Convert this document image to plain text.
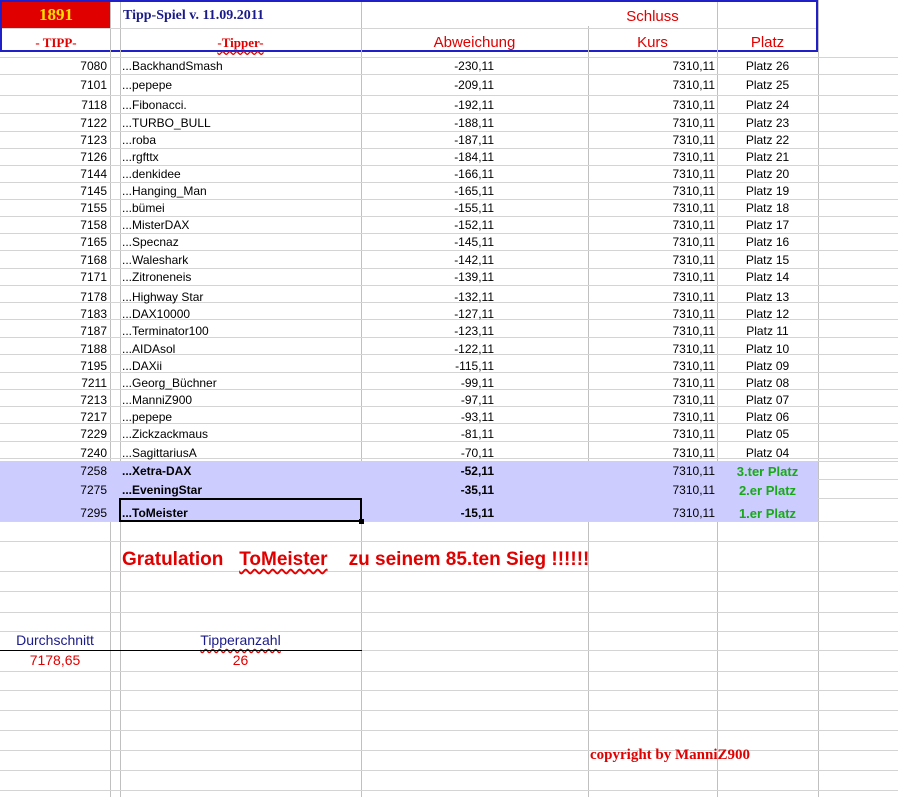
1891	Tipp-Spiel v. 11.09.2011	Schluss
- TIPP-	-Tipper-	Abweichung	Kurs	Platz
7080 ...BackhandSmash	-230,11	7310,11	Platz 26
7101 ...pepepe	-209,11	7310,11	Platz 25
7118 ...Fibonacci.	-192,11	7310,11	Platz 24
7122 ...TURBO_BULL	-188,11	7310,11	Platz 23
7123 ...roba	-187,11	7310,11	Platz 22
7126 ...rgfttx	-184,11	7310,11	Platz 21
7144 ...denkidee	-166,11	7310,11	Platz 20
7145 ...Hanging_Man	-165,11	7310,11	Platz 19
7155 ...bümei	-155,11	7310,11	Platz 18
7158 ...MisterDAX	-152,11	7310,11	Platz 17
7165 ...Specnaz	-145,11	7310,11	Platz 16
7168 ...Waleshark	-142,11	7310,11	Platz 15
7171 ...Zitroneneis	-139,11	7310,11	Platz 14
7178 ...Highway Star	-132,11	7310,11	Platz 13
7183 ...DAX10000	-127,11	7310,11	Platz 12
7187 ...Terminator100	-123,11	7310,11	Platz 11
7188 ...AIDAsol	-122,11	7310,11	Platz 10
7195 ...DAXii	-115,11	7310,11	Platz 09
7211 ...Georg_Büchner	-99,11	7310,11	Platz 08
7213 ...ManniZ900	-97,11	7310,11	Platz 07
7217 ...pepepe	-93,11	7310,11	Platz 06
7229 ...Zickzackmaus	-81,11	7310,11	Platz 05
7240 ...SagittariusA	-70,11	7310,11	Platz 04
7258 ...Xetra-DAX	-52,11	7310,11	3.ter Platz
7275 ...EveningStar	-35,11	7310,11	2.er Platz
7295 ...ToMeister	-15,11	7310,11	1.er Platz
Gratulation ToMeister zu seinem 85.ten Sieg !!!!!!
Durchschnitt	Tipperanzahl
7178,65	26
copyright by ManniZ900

-- -- --

What is the number of lines in the data above that include the word "pepepe"? Answer with that number only.

# Response to this task
2